_Aim of the task_
What follows is a listing. Return every line of it exactly.

(Dataset items)
****************
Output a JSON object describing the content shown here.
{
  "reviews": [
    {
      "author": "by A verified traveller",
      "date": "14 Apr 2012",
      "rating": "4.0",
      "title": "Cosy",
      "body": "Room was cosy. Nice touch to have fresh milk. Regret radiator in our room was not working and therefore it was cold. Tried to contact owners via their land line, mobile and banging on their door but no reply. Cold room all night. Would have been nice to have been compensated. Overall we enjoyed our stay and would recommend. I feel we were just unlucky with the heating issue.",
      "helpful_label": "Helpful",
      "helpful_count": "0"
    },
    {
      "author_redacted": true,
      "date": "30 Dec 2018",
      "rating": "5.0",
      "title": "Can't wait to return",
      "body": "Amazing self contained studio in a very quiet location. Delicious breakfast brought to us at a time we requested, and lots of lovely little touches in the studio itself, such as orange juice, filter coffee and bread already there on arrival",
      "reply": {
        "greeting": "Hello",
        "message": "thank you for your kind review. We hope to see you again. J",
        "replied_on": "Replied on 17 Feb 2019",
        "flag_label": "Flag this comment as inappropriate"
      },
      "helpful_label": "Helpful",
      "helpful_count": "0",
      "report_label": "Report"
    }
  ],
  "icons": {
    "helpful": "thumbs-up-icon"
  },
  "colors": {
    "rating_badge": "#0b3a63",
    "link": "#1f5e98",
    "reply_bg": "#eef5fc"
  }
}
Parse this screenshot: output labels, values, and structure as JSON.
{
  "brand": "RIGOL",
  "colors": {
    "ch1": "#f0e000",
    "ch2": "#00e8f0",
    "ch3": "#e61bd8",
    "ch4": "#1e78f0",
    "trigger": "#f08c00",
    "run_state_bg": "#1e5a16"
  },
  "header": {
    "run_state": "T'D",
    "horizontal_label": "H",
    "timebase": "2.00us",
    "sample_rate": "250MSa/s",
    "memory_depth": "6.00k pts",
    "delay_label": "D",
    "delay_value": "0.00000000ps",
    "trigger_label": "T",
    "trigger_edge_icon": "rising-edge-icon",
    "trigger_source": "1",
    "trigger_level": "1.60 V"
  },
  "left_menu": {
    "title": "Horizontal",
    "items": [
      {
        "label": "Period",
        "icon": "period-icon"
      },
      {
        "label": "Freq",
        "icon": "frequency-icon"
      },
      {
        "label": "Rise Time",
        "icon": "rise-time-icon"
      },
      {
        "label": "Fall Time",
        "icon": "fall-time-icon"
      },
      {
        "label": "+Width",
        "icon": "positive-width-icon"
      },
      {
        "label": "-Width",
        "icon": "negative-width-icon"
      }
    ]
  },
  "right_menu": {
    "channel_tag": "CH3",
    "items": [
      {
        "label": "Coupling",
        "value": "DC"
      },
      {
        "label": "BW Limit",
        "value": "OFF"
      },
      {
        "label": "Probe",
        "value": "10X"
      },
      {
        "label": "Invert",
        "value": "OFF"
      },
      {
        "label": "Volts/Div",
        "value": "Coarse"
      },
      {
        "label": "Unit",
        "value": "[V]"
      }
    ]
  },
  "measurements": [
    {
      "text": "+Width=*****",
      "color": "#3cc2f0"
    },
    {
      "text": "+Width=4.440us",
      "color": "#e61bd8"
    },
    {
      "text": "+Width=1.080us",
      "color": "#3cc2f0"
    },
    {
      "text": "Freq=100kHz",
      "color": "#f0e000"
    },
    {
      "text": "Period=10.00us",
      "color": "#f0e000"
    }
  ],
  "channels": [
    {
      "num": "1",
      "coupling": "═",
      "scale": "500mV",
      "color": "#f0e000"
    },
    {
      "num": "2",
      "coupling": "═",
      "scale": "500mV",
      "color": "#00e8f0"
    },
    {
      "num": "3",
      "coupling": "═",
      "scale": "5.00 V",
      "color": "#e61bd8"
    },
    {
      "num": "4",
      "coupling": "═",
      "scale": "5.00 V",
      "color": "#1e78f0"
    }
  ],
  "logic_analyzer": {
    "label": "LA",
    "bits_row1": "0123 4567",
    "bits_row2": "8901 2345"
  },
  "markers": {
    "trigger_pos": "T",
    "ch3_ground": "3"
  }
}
****************
_Response_
Output a JSON object describing the content shown here.
{
  "reviews": [
    {
      "author": "by A verified traveller",
      "date": "14 Apr 2012",
      "rating": "4.0",
      "title": "Cosy",
      "body": "Room was cosy. Nice touch to have fresh milk. Regret radiator in our room was not working and therefore it was cold. Tried to contact owners via their land line, mobile and banging on their door but no reply. Cold room all night. Would have been nice to have been compensated. Overall we enjoyed our stay and would recommend. I feel we were just unlucky with the heating issue.",
      "helpful_label": "Helpful",
      "helpful_count": "0"
    },
    {
      "author_redacted": true,
      "date": "30 Dec 2018",
      "rating": "5.0",
      "title": "Can't wait to return",
      "body": "Amazing self contained studio in a very quiet location. Delicious breakfast brought to us at a time we requested, and lots of lovely little touches in the studio itself, such as orange juice, filter coffee and bread already there on arrival",
      "reply": {
        "greeting": "Hello",
        "message": "thank you for your kind review. We hope to see you again. J",
        "replied_on": "Replied on 17 Feb 2019",
        "flag_label": "Flag this comment as inappropriate"
      },
      "helpful_label": "Helpful",
      "helpful_count": "0",
      "report_label": "Report"
    }
  ],
  "icons": {
    "helpful": "thumbs-up-icon"
  },
  "colors": {
    "rating_badge": "#0b3a63",
    "link": "#1f5e98",
    "reply_bg": "#eef5fc"
  }
}
Parse this screenshot: output labels, values, and structure as JSON.
{
  "brand": "RIGOL",
  "colors": {
    "ch1": "#f0e000",
    "ch2": "#00e8f0",
    "ch3": "#e61bd8",
    "ch4": "#1e78f0",
    "trigger": "#f08c00",
    "run_state_bg": "#1e5a16"
  },
  "header": {
    "run_state": "T'D",
    "horizontal_label": "H",
    "timebase": "2.00us",
    "sample_rate": "250MSa/s",
    "memory_depth": "6.00k pts",
    "delay_label": "D",
    "delay_value": "0.00000000ps",
    "trigger_label": "T",
    "trigger_edge_icon": "rising-edge-icon",
    "trigger_source": "1",
    "trigger_level": "1.60 V"
  },
  "left_menu": {
    "title": "Horizontal",
    "items": [
      {
        "label": "Period",
        "icon": "period-icon"
      },
      {
        "label": "Freq",
        "icon": "frequency-icon"
      },
      {
        "label": "Rise Time",
        "icon": "rise-time-icon"
      },
      {
        "label": "Fall Time",
        "icon": "fall-time-icon"
      },
      {
        "label": "+Width",
        "icon": "positive-width-icon"
      },
      {
        "label": "-Width",
        "icon": "negative-width-icon"
      }
    ]
  },
  "right_menu": {
    "channel_tag": "CH3",
    "items": [
      {
        "label": "Coupling",
        "value": "DC"
      },
      {
        "label": "BW Limit",
        "value": "OFF"
      },
      {
        "label": "Probe",
        "value": "10X"
      },
      {
        "label": "Invert",
        "value": "OFF"
      },
      {
        "label": "Volts/Div",
        "value": "Coarse"
      },
      {
        "label": "Unit",
        "value": "[V]"
      }
    ]
  },
  "measurements": [
    {
      "text": "+Width=*****",
      "color": "#3cc2f0"
    },
    {
      "text": "+Width=4.440us",
      "color": "#e61bd8"
    },
    {
      "text": "+Width=1.080us",
      "color": "#3cc2f0"
    },
    {
      "text": "Freq=100kHz",
      "color": "#f0e000"
    },
    {
      "text": "Period=10.00us",
      "color": "#f0e000"
    }
  ],
  "channels": [
    {
      "num": "1",
      "coupling": "═",
      "scale": "500mV",
      "color": "#f0e000"
    },
    {
      "num": "2",
      "coupling": "═",
      "scale": "500mV",
      "color": "#00e8f0"
    },
    {
      "num": "3",
      "coupling": "═",
      "scale": "5.00 V",
      "color": "#e61bd8"
    },
    {
      "num": "4",
      "coupling": "═",
      "scale": "5.00 V",
      "color": "#1e78f0"
    }
  ],
  "logic_analyzer": {
    "label": "LA",
    "bits_row1": "0123 4567",
    "bits_row2": "8901 2345"
  },
  "markers": {
    "trigger_pos": "T",
    "ch3_ground": "3"
  }
}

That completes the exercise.